Objective: Repeat the listing in full. Nothing may be added or left out.

Recorded information:
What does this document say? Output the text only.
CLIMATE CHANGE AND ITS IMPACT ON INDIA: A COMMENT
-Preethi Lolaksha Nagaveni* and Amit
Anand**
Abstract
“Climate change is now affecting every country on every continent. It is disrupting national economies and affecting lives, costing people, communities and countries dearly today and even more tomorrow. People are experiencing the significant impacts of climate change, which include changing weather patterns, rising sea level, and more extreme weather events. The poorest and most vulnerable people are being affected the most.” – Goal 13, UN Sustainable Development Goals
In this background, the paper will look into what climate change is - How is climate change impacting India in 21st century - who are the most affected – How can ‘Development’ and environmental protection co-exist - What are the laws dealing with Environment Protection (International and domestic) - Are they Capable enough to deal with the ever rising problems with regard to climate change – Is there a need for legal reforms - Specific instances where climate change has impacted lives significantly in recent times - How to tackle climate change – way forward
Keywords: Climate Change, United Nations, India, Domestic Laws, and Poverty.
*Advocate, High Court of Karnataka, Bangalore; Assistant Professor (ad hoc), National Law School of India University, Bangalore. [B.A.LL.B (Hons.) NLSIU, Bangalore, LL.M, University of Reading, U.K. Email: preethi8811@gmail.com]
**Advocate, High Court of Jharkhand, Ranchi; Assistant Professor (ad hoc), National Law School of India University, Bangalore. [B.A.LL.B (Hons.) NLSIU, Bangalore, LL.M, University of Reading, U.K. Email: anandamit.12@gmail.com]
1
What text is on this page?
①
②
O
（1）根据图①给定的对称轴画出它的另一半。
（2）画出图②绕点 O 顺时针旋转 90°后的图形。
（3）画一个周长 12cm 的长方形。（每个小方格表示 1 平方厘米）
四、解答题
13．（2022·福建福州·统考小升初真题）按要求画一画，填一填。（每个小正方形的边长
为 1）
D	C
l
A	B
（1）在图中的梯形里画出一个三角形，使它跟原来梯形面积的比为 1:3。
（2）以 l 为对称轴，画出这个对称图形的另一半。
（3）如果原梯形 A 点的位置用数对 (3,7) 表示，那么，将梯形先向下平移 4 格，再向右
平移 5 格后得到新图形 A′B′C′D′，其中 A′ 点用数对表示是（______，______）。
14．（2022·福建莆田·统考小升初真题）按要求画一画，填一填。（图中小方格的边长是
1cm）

Final result:
What does this document say? Output the text only.
CLIMATE CHANGE AND ITS IMPACT ON INDIA: A COMMENT
-Preethi Lolaksha Nagaveni* and Amit
Anand**
Abstract
“Climate change is now affecting every country on every continent. It is disrupting national economies and affecting lives, costing people, communities and countries dearly today and even more tomorrow. People are experiencing the significant impacts of climate change, which include changing weather patterns, rising sea level, and more extreme weather events. The poorest and most vulnerable people are being affected the most.” – Goal 13, UN Sustainable Development Goals
In this background, the paper will look into what climate change is - How is climate change impacting India in 21st century - who are the most affected – How can ‘Development’ and environmental protection co-exist - What are the laws dealing with Environment Protection (International and domestic) - Are they Capable enough to deal with the ever rising problems with regard to climate change – Is there a need for legal reforms - Specific instances where climate change has impacted lives significantly in recent times - How to tackle climate change – way forward
Keywords: Climate Change, United Nations, India, Domestic Laws, and Poverty.
*Advocate, High Court of Karnataka, Bangalore; Assistant Professor (ad hoc), National Law School of India University, Bangalore. [B.A.LL.B (Hons.) NLSIU, Bangalore, LL.M, University of Reading, U.K. Email: preethi8811@gmail.com]
**Advocate, High Court of Jharkhand, Ranchi; Assistant Professor (ad hoc), National Law School of India University, Bangalore. [B.A.LL.B (Hons.) NLSIU, Bangalore, LL.M, University of Reading, U.K. Email: anandamit.12@gmail.com]
1
What text is on this page?
①
②
O
（1）根据图①给定的对称轴画出它的另一半。
（2）画出图②绕点 O 顺时针旋转 90°后的图形。
（3）画一个周长 12cm 的长方形。（每个小方格表示 1 平方厘米）
四、解答题
13．（2022·福建福州·统考小升初真题）按要求画一画，填一填。（每个小正方形的边长
为 1）
D	C
l
A	B
（1）在图中的梯形里画出一个三角形，使它跟原来梯形面积的比为 1:3。
（2）以 l 为对称轴，画出这个对称图形的另一半。
（3）如果原梯形 A 点的位置用数对 (3,7) 表示，那么，将梯形先向下平移 4 格，再向右
平移 5 格后得到新图形 A′B′C′D′，其中 A′ 点用数对表示是（______，______）。
14．（2022·福建莆田·统考小升初真题）按要求画一画，填一填。（图中小方格的边长是
1cm）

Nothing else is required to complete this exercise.